Une analyse de l’eau d’abreuvement a été réalisée au cours des deux dernières années dans une cinquantaine d’élevages du Bas-Saint-Laurent. Les puits de près de 60% des fermes de bovins de boucherie sont contaminés par des bactéries E. coli, des coliformes totaux ou des entérocoques. La moitié des élevages de moutons ont le même problème.
Chez les producteurs laitiers, la contamination est moindre au chapitre des coliformes totaux avec 30% de puits contaminés, mais atteint des niveaux qui surpassent les normes pour les entérocoques dans 40% des analyses.
C’est la firme de consultants en agroenvironnement JMP de Rimouski qui a réalisé l’étude commandée par le MAPAQ. L’agronome chargé du projet, Stéphane Bégin, se dit surpris des résultats.
« Ce qui nous a sauté aux yeux, c’est le grand nombre d’entreprises dont l’eau n’est pas conforme sur le plan bactérien et, surtout, la quantité de celles qui avaient des problèmes avec les coliformes fécaux. » Une situation qui témoigne, selon l’agronome, d’une mauvaise gestion des fumiers à la ferme en raison de l’emplacement du puits. Les puits creusés il y a de nombreuses années sont trop près des bâtiments, de la fosse à fumier, des chemins ou encore des enclos pour le bétail.
La situation est d’autant plus inquiétante que, dans beaucoup de cas, c’est le même puits qui est utilisé pour la ferme et la maison.
« Les gens ne sont pas de mauvaise foi, mais il y a une méconnaissance des enjeux. On dirait que l’eau, c’est acquis. C’est là depuis des générations et on croit qu’elle est de bonne qualité. Mais, ce n’est pas le cas. »
L’eau se fait rare
Au cours des dernières années, la moitié des fermes qui ont fait l’objet de l’étude ont manqué d’eau, principalement en raison de sécheresses.
« Avec les changements climatiques, le nombre de longues périodes sans précipitation et leur durée vont augmenter pendant l’été. Quand le niveau de la nappe baisse, c’est aussi un problème important. »
Pour produire du lait, une vache consomme, en moyenne, une centaine de litres d’eau par jour. Pendant les périodes de sécheresse, alors qu’il fait aussi plus chaud, les vaches, les bovins et les brebis ont encore plus soif, ce qui aggrave encore plus le problème.

■ ■ ■

Tâche assignée A
D'après le texte sur l'eau d'abreuvement, quelle firme a réalisé l'étude commandée par le MAPAQ ?
Tâche assignée B
Reproduisez le passage du texte sur l'eau d'abreuvement qui commence par « Une analyse de » et se poursuit jusqu'à « le même problème. ».
Les enregistrements n'ont pas à être consultés.

Enregistrements fournis

■ ■ ■

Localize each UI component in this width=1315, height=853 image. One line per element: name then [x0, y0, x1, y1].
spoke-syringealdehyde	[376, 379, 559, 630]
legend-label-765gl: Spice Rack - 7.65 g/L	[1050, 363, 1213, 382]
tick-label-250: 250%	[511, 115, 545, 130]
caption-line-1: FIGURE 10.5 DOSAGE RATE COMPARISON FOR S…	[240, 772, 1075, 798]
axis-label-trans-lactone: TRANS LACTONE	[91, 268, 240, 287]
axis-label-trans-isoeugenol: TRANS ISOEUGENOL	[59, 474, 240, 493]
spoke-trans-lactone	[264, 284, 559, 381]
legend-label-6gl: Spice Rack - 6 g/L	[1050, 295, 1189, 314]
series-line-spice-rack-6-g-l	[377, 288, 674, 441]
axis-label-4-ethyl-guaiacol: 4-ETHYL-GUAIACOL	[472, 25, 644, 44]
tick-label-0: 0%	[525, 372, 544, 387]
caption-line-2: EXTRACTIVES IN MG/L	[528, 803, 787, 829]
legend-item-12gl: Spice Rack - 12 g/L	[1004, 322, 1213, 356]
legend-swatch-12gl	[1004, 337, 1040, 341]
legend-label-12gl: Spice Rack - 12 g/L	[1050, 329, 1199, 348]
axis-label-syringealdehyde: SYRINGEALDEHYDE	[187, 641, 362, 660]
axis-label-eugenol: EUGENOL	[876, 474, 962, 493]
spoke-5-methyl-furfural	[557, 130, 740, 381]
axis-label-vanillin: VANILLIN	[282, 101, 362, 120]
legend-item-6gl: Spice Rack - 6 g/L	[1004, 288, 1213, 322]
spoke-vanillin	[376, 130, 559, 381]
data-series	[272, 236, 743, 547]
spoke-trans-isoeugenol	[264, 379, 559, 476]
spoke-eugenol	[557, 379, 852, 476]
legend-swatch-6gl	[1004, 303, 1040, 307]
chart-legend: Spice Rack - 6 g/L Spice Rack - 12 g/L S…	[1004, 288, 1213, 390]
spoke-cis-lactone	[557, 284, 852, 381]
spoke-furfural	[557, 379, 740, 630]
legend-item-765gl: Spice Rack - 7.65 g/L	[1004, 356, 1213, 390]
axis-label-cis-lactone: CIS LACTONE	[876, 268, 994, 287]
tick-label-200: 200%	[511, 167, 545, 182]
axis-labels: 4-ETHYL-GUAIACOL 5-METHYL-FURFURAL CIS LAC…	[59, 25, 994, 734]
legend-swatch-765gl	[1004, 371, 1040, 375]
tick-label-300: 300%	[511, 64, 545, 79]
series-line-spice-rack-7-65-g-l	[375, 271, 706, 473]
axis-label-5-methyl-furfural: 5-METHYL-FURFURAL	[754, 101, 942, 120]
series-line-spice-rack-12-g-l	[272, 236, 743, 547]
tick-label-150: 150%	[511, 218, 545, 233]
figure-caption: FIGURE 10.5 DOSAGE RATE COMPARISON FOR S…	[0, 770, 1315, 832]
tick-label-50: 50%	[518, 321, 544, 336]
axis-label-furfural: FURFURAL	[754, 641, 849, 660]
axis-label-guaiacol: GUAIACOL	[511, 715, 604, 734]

■ ■ ■

Zone de réponse A
La firme de consultants en agroenvironnement JMP de Rimouski.

Zone de réponse B
Une analyse de l’eau d’abreuvement a été réalisée au cours des deux dernières années dans une cinquantaine d’élevages du Bas-Saint-Laurent. Les puits de près de 60% des fermes de bovins de boucherie sont contaminés par des bactéries E. coli, des coliformes totaux ou des entérocoques. La moitié des élevages de moutons ont le même problème.